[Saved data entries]
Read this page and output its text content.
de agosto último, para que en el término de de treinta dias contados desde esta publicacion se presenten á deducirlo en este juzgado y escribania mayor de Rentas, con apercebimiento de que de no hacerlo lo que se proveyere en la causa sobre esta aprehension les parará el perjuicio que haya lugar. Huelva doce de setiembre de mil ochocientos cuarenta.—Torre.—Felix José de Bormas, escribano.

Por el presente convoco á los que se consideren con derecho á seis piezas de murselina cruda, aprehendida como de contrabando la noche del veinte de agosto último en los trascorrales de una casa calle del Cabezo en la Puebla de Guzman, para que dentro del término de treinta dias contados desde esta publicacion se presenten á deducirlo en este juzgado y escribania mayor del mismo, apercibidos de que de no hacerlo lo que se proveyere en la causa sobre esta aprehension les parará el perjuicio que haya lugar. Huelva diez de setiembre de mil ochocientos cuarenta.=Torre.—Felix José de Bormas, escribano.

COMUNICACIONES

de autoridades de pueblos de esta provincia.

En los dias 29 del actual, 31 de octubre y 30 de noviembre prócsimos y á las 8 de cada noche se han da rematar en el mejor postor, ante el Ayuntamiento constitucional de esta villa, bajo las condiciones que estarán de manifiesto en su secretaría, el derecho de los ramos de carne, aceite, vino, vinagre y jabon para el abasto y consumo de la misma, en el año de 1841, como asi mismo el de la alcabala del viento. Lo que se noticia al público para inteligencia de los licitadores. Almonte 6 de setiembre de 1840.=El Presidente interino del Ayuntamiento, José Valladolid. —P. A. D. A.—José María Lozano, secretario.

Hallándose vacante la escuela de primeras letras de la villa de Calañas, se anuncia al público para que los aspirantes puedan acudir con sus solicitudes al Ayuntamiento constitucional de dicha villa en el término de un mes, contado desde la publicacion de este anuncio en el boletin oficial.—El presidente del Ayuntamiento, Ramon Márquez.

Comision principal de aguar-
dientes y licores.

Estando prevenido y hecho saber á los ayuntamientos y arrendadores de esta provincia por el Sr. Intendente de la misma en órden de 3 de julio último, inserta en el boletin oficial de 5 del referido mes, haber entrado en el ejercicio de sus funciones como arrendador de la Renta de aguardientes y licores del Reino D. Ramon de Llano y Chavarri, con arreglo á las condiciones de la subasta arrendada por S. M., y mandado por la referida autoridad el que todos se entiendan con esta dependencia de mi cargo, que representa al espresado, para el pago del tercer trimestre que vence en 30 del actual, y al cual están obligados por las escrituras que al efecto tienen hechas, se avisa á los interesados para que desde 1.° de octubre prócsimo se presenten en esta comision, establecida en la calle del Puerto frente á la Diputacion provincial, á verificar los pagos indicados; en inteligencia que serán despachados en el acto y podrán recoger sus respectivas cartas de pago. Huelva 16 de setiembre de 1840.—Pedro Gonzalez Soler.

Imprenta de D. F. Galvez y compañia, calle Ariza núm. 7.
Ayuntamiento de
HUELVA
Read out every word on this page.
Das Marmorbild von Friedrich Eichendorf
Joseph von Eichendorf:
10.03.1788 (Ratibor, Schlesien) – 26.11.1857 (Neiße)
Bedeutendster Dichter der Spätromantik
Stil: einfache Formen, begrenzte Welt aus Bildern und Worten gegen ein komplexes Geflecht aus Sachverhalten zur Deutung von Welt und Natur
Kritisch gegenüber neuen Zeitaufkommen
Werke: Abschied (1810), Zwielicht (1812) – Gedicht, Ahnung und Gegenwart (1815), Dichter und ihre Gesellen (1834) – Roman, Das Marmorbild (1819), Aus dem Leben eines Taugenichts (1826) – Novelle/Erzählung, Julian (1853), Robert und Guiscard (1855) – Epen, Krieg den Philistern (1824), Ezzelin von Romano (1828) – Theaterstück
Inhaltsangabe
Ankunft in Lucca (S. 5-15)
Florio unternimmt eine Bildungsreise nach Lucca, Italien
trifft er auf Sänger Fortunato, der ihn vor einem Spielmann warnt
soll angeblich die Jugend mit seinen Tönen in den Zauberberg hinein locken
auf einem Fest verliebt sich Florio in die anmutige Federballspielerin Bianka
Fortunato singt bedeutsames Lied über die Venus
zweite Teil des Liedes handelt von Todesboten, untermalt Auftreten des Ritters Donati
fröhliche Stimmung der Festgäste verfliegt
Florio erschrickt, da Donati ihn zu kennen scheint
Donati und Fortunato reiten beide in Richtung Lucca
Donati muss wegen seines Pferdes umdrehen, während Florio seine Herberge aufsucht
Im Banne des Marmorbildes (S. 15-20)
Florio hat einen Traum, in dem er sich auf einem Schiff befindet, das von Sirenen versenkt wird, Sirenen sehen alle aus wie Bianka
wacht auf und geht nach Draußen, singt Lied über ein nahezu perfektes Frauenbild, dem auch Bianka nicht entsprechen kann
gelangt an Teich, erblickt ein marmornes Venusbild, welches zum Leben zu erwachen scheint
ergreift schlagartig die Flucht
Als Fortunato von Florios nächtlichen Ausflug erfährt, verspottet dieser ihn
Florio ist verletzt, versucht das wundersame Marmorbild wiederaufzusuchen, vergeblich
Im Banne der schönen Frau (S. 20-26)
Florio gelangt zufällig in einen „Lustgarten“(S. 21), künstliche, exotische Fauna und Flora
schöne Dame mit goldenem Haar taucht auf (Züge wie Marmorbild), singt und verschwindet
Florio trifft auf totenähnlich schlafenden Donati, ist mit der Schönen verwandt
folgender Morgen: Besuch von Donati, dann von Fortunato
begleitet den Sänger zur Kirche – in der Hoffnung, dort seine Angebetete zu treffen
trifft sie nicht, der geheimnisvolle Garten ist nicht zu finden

— Short problem —
Select every line of the material above holding the word "singt" and copy it.

— Completed task —
Fortunato singt bedeutsames Lied über die Venus
wacht auf und geht nach Draußen, singt Lied über ein nahezu perfektes Frauenbild, dem auch Bianka nicht entsprechen kann
schöne Dame mit goldenem Haar taucht auf (Züge wie Marmorbild), singt und verschwindet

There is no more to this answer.